■ **Directions**: Each line of the material below should be reproduced exactly.

===== Provided records =====

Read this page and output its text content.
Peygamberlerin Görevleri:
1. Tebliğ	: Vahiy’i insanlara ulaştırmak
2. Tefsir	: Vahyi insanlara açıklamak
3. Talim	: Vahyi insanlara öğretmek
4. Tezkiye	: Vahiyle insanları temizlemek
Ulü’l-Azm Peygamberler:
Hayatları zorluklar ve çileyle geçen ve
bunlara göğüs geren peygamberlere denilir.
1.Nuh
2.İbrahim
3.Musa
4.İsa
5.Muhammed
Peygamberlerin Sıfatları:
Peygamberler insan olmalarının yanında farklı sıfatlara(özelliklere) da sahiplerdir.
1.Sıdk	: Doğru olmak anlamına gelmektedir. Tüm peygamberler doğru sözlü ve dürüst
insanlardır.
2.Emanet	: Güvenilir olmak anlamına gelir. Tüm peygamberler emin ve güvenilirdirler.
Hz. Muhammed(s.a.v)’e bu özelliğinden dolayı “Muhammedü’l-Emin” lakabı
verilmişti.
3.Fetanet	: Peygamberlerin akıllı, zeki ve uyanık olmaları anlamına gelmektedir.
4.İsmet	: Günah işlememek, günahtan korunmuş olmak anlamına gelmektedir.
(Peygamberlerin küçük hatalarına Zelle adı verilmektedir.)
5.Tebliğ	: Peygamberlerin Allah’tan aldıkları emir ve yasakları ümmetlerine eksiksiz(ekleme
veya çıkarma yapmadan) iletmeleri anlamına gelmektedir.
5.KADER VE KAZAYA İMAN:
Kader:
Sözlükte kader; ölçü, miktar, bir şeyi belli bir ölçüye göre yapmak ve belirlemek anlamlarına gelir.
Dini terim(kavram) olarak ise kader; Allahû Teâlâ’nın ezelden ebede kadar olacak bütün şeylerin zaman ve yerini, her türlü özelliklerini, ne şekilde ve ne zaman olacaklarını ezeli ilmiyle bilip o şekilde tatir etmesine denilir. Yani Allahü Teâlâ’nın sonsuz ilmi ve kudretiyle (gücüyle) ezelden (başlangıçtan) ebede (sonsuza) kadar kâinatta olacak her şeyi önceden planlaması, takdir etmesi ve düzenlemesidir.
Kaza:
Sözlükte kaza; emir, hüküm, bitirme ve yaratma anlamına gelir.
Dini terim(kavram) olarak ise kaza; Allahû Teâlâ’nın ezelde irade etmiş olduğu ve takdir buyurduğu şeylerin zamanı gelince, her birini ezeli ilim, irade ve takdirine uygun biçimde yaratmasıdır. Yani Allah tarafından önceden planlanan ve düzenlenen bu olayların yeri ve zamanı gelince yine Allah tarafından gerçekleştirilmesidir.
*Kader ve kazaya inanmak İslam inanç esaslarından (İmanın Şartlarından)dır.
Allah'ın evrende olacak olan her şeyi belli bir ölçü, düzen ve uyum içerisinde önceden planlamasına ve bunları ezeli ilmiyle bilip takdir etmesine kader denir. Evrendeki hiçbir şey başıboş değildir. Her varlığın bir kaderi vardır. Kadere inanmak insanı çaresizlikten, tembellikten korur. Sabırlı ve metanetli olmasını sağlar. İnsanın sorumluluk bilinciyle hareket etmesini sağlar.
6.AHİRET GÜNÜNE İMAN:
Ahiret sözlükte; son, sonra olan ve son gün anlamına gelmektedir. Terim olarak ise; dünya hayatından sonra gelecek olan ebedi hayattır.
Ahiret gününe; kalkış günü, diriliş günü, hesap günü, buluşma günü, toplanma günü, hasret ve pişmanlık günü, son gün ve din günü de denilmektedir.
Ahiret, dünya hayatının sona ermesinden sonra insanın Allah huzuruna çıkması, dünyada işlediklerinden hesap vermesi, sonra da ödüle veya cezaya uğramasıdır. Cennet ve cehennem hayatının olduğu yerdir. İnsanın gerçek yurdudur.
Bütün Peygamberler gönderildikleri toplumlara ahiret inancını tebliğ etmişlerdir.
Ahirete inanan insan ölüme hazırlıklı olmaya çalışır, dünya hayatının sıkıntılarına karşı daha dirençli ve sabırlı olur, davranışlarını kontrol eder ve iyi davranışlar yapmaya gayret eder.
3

=====

■ **Reply to the exercise**:
Read this page and output its text content.
Peygamberlerin Görevleri:
1. Tebliğ	: Vahiy’i insanlara ulaştırmak
2. Tefsir	: Vahyi insanlara açıklamak
3. Talim	: Vahyi insanlara öğretmek
4. Tezkiye	: Vahiyle insanları temizlemek
Ulü’l-Azm Peygamberler:
Hayatları zorluklar ve çileyle geçen ve
bunlara göğüs geren peygamberlere denilir.
1.Nuh
2.İbrahim
3.Musa
4.İsa
5.Muhammed
Peygamberlerin Sıfatları:
Peygamberler insan olmalarının yanında farklı sıfatlara(özelliklere) da sahiplerdir.
1.Sıdk	: Doğru olmak anlamına gelmektedir. Tüm peygamberler doğru sözlü ve dürüst
insanlardır.
2.Emanet	: Güvenilir olmak anlamına gelir. Tüm peygamberler emin ve güvenilirdirler.
Hz. Muhammed(s.a.v)’e bu özelliğinden dolayı “Muhammedü’l-Emin” lakabı
verilmişti.
3.Fetanet	: Peygamberlerin akıllı, zeki ve uyanık olmaları anlamına gelmektedir.
4.İsmet	: Günah işlememek, günahtan korunmuş olmak anlamına gelmektedir.
(Peygamberlerin küçük hatalarına Zelle adı verilmektedir.)
5.Tebliğ	: Peygamberlerin Allah’tan aldıkları emir ve yasakları ümmetlerine eksiksiz(ekleme
veya çıkarma yapmadan) iletmeleri anlamına gelmektedir.
5.KADER VE KAZAYA İMAN:
Kader:
Sözlükte kader; ölçü, miktar, bir şeyi belli bir ölçüye göre yapmak ve belirlemek anlamlarına gelir.
Dini terim(kavram) olarak ise kader; Allahû Teâlâ’nın ezelden ebede kadar olacak bütün şeylerin zaman ve yerini, her türlü özelliklerini, ne şekilde ve ne zaman olacaklarını ezeli ilmiyle bilip o şekilde tatir etmesine denilir. Yani Allahü Teâlâ’nın sonsuz ilmi ve kudretiyle (gücüyle) ezelden (başlangıçtan) ebede (sonsuza) kadar kâinatta olacak her şeyi önceden planlaması, takdir etmesi ve düzenlemesidir.
Kaza:
Sözlükte kaza; emir, hüküm, bitirme ve yaratma anlamına gelir.
Dini terim(kavram) olarak ise kaza; Allahû Teâlâ’nın ezelde irade etmiş olduğu ve takdir buyurduğu şeylerin zamanı gelince, her birini ezeli ilim, irade ve takdirine uygun biçimde yaratmasıdır. Yani Allah tarafından önceden planlanan ve düzenlenen bu olayların yeri ve zamanı gelince yine Allah tarafından gerçekleştirilmesidir.
*Kader ve kazaya inanmak İslam inanç esaslarından (İmanın Şartlarından)dır.
Allah'ın evrende olacak olan her şeyi belli bir ölçü, düzen ve uyum içerisinde önceden planlamasına ve bunları ezeli ilmiyle bilip takdir etmesine kader denir. Evrendeki hiçbir şey başıboş değildir. Her varlığın bir kaderi vardır. Kadere inanmak insanı çaresizlikten, tembellikten korur. Sabırlı ve metanetli olmasını sağlar. İnsanın sorumluluk bilinciyle hareket etmesini sağlar.
6.AHİRET GÜNÜNE İMAN:
Ahiret sözlükte; son, sonra olan ve son gün anlamına gelmektedir. Terim olarak ise; dünya hayatından sonra gelecek olan ebedi hayattır.
Ahiret gününe; kalkış günü, diriliş günü, hesap günü, buluşma günü, toplanma günü, hasret ve pişmanlık günü, son gün ve din günü de denilmektedir.
Ahiret, dünya hayatının sona ermesinden sonra insanın Allah huzuruna çıkması, dünyada işlediklerinden hesap vermesi, sonra da ödüle veya cezaya uğramasıdır. Cennet ve cehennem hayatının olduğu yerdir. İnsanın gerçek yurdudur.
Bütün Peygamberler gönderildikleri toplumlara ahiret inancını tebliğ etmişlerdir.
Ahirete inanan insan ölüme hazırlıklı olmaya çalışır, dünya hayatının sıkıntılarına karşı daha dirençli ve sabırlı olur, davranışlarını kontrol eder ve iyi davranışlar yapmaya gayret eder.
3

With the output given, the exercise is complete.